- [WORK TO BE COMPLETED]
Exactly reproduce the lines from the one holding "Give me a plain-text" through the final line of the listing below, with both ends included and nothing else.

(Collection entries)
★ ★ ★ ★ ★ ★ ★

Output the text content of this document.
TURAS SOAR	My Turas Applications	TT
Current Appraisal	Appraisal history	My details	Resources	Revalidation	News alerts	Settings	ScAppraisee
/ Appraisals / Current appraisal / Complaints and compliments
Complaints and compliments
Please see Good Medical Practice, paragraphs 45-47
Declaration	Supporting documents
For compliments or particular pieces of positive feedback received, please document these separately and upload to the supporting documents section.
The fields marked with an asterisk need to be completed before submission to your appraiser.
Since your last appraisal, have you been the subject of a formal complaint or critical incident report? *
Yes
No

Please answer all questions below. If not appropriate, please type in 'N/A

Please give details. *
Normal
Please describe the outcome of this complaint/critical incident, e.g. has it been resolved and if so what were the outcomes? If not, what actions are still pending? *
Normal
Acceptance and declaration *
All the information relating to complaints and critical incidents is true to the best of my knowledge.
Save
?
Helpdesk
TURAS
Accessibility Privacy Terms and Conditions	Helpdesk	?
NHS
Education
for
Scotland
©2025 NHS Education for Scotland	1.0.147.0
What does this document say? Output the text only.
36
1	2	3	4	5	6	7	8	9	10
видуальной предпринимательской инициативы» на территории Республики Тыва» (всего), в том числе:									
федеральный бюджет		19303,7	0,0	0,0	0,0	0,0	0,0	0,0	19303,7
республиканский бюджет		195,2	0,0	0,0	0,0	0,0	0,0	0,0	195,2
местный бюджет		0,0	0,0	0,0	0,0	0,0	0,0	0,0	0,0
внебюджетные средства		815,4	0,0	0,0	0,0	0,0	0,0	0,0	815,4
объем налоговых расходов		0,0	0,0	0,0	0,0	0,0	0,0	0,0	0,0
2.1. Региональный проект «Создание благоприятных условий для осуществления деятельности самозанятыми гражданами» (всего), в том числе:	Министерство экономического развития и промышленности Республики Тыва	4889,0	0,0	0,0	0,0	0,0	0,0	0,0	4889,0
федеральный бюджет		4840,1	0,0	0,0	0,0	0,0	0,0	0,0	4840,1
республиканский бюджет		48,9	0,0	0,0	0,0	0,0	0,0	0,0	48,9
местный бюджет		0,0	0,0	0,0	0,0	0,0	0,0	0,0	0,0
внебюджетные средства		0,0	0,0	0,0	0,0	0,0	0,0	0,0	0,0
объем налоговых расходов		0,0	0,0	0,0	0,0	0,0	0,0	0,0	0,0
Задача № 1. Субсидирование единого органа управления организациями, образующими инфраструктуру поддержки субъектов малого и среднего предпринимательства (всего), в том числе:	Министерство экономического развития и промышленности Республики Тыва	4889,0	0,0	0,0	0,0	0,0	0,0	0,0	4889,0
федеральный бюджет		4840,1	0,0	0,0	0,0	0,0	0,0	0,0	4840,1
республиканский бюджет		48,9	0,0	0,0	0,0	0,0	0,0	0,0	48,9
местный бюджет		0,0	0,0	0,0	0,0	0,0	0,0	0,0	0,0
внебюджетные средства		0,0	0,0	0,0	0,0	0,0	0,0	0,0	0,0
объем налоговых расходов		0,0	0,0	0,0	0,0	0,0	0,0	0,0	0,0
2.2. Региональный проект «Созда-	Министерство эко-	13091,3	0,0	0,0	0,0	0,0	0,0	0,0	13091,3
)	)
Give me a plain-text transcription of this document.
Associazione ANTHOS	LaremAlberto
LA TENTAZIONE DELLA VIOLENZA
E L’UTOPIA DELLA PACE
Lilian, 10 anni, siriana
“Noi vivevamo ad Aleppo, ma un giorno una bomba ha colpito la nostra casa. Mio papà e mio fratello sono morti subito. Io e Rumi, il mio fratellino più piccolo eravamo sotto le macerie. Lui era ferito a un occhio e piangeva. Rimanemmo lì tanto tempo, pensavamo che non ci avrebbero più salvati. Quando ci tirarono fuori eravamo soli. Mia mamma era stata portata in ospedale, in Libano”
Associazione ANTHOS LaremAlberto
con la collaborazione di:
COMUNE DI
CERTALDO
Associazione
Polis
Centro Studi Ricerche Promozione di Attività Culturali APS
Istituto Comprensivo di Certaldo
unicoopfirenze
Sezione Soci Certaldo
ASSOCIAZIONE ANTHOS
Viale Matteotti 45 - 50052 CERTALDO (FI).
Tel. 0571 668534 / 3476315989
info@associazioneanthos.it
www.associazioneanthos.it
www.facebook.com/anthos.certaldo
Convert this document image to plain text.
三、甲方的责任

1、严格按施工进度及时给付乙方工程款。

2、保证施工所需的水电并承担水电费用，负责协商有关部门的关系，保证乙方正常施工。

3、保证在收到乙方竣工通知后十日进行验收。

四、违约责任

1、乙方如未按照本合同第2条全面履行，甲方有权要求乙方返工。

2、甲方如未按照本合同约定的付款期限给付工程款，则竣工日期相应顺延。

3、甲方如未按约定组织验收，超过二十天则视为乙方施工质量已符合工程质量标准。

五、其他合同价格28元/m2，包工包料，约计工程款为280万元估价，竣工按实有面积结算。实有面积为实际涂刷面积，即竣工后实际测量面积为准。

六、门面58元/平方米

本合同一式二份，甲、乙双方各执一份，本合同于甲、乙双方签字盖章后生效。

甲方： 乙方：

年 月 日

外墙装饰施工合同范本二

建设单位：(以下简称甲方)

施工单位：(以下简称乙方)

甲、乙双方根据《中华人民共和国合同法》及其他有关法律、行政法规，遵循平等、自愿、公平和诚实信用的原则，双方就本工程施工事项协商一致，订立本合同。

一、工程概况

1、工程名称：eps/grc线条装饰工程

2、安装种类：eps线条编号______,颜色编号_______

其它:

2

★ ★ ★ ★ ★ ★ ★

- [ANSWER TO THE EXERCISE]
Give me a plain-text transcription of this document.
Associazione ANTHOS	LaremAlberto
LA TENTAZIONE DELLA VIOLENZA
E L’UTOPIA DELLA PACE
Lilian, 10 anni, siriana
“Noi vivevamo ad Aleppo, ma un giorno una bomba ha colpito la nostra casa. Mio papà e mio fratello sono morti subito. Io e Rumi, il mio fratellino più piccolo eravamo sotto le macerie. Lui era ferito a un occhio e piangeva. Rimanemmo lì tanto tempo, pensavamo che non ci avrebbero più salvati. Quando ci tirarono fuori eravamo soli. Mia mamma era stata portata in ospedale, in Libano”
Associazione ANTHOS LaremAlberto
con la collaborazione di:
COMUNE DI
CERTALDO
Associazione
Polis
Centro Studi Ricerche Promozione di Attività Culturali APS
Istituto Comprensivo di Certaldo
unicoopfirenze
Sezione Soci Certaldo
ASSOCIAZIONE ANTHOS
Viale Matteotti 45 - 50052 CERTALDO (FI).
Tel. 0571 668534 / 3476315989
info@associazioneanthos.it
www.associazioneanthos.it
www.facebook.com/anthos.certaldo
Convert this document image to plain text.
三、甲方的责任

1、严格按施工进度及时给付乙方工程款。

2、保证施工所需的水电并承担水电费用，负责协商有关部门的关系，保证乙方正常施工。

3、保证在收到乙方竣工通知后十日进行验收。

四、违约责任

1、乙方如未按照本合同第2条全面履行，甲方有权要求乙方返工。

2、甲方如未按照本合同约定的付款期限给付工程款，则竣工日期相应顺延。

3、甲方如未按约定组织验收，超过二十天则视为乙方施工质量已符合工程质量标准。

五、其他合同价格28元/m2，包工包料，约计工程款为280万元估价，竣工按实有面积结算。实有面积为实际涂刷面积，即竣工后实际测量面积为准。

六、门面58元/平方米

本合同一式二份，甲、乙双方各执一份，本合同于甲、乙双方签字盖章后生效。

甲方： 乙方：

年 月 日

外墙装饰施工合同范本二

建设单位：(以下简称甲方)

施工单位：(以下简称乙方)

甲、乙双方根据《中华人民共和国合同法》及其他有关法律、行政法规，遵循平等、自愿、公平和诚实信用的原则，双方就本工程施工事项协商一致，订立本合同。

一、工程概况

1、工程名称：eps/grc线条装饰工程

2、安装种类：eps线条编号______,颜色编号_______

其它:

2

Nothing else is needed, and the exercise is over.